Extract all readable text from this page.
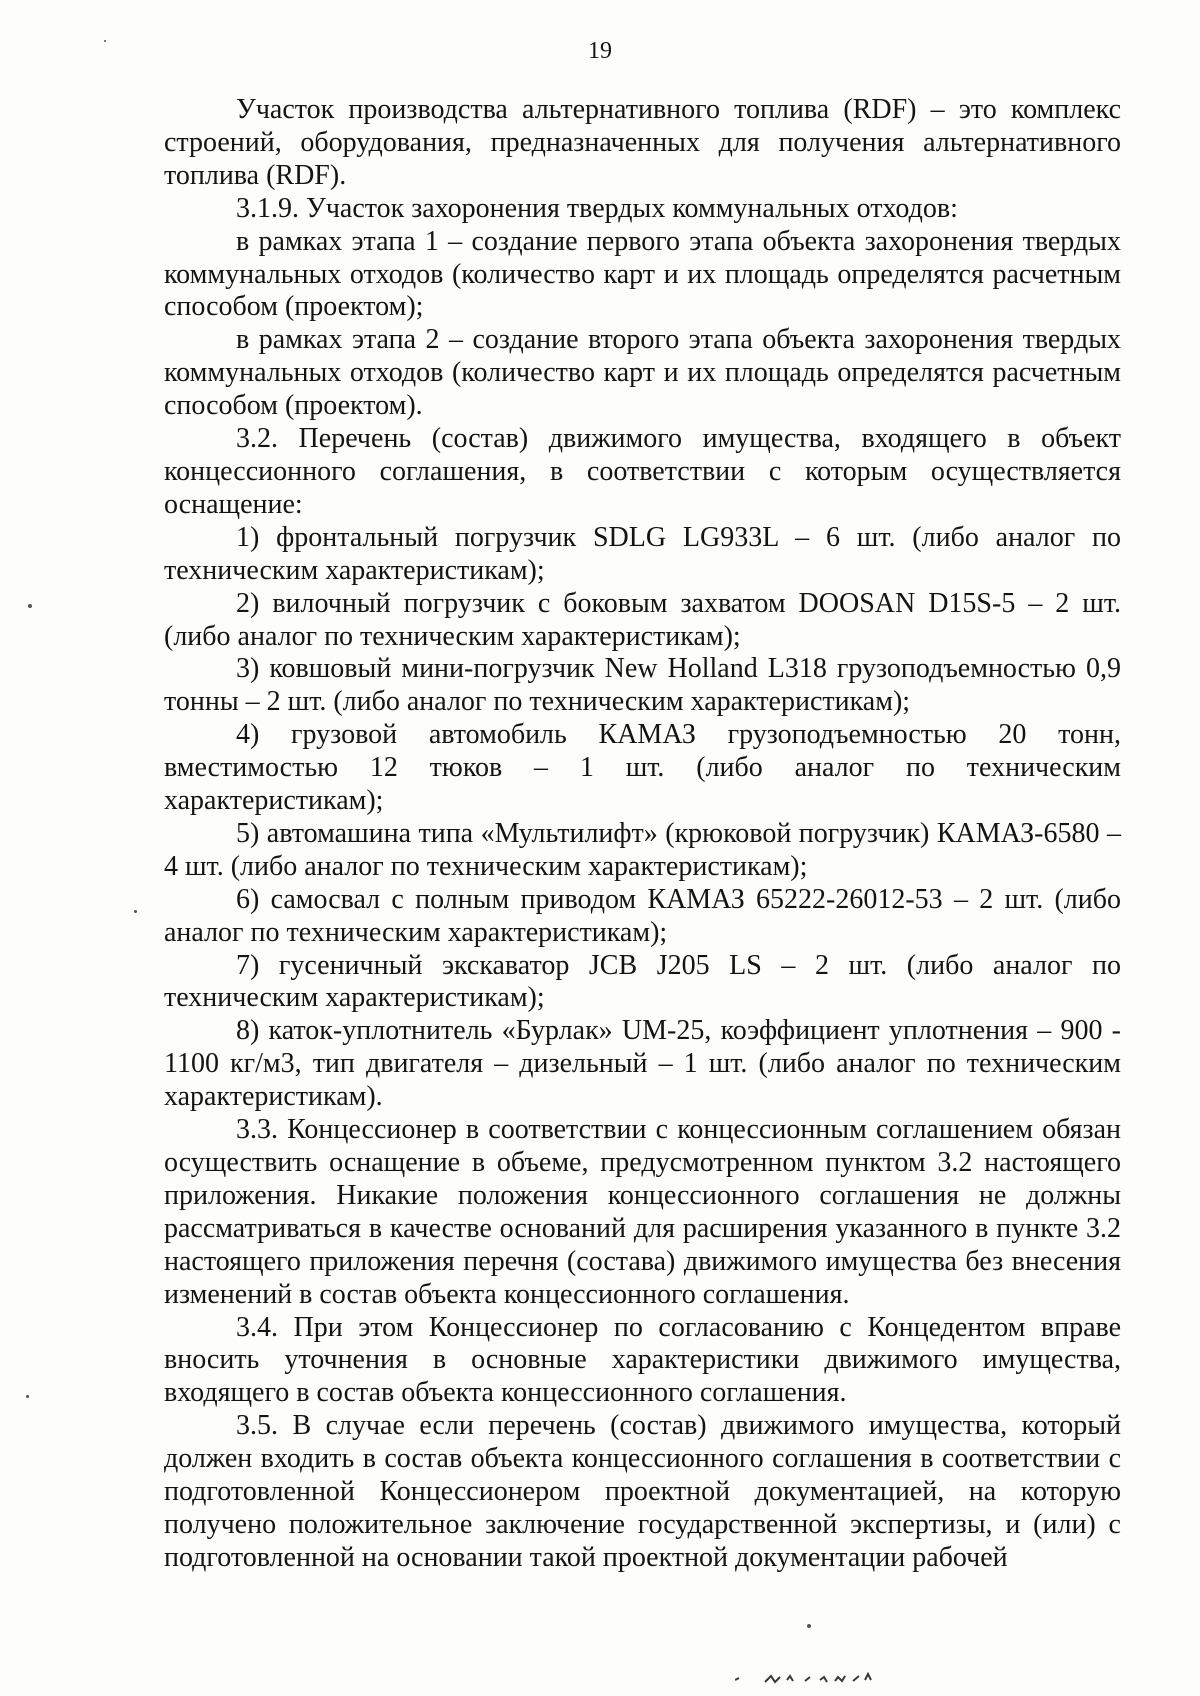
19

Участок производства альтернативного топлива (RDF) – это комплекс строений, оборудования, предназначенных для получения альтернативного топлива (RDF).

3.1.9. Участок захоронения твердых коммунальных отходов:

в рамках этапа 1 – создание первого этапа объекта захоронения твердых коммунальных отходов (количество карт и их площадь определятся расчетным способом (проектом);

в рамках этапа 2 – создание второго этапа объекта захоронения твердых коммунальных отходов (количество карт и их площадь определятся расчетным способом (проектом).

3.2. Перечень (состав) движимого имущества, входящего в объект концессионного соглашения, в соответствии с которым осуществляется оснащение:

1) фронтальный погрузчик SDLG LG933L – 6 шт. (либо аналог по техническим характеристикам);

2) вилочный погрузчик с боковым захватом DOOSAN D15S-5 – 2 шт. (либо аналог по техническим характеристикам);

3) ковшовый мини-погрузчик New Holland L318 грузоподъемностью 0,9 тонны – 2 шт. (либо аналог по техническим характеристикам);

4) грузовой автомобиль КАМАЗ грузоподъемностью 20 тонн, вместимостью 12 тюков – 1 шт. (либо аналог по техническим характеристикам);

5) автомашина типа «Мультилифт» (крюковой погрузчик) КАМАЗ-6580 – 4 шт. (либо аналог по техническим характеристикам);

6) самосвал с полным приводом КАМАЗ 65222-26012-53 – 2 шт. (либо аналог по техническим характеристикам);

7) гусеничный экскаватор JCB J205 LS – 2 шт. (либо аналог по техническим характеристикам);

8) каток-уплотнитель «Бурлак» UM-25, коэффициент уплотнения – 900 - 1100 кг/м3, тип двигателя – дизельный – 1 шт. (либо аналог по техническим характеристикам).

3.3. Концессионер в соответствии с концессионным соглашением обязан осуществить оснащение в объеме, предусмотренном пунктом 3.2 настоящего приложения. Никакие положения концессионного соглашения не должны рассматриваться в качестве оснований для расширения указанного в пункте 3.2 настоящего приложения перечня (состава) движимого имущества без внесения изменений в состав объекта концессионного соглашения.

3.4. При этом Концессионер по согласованию с Концедентом вправе вносить уточнения в основные характеристики движимого имущества, входящего в состав объекта концессионного соглашения.

3.5. В случае если перечень (состав) движимого имущества, который должен входить в состав объекта концессионного соглашения в соответствии с подготовленной Концессионером проектной документацией, на которую получено положительное заключение государственной экспертизы, и (или) с подготовленной на основании такой проектной документации рабочей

=-=-=-=-=

EXERCISE REQUIREMENTS: Using the records above, find and show each line with the string "этапа".

OUTPUT FOR THIS EXERCISE:
в рамках этапа 1 – создание первого этапа объекта захоронения твердых коммунальных отходов (количество карт и их площадь определятся расчетным способом (проектом);
в рамках этапа 2 – создание второго этапа объекта захоронения твердых коммунальных отходов (количество карт и их площадь определятся расчетным способом (проектом).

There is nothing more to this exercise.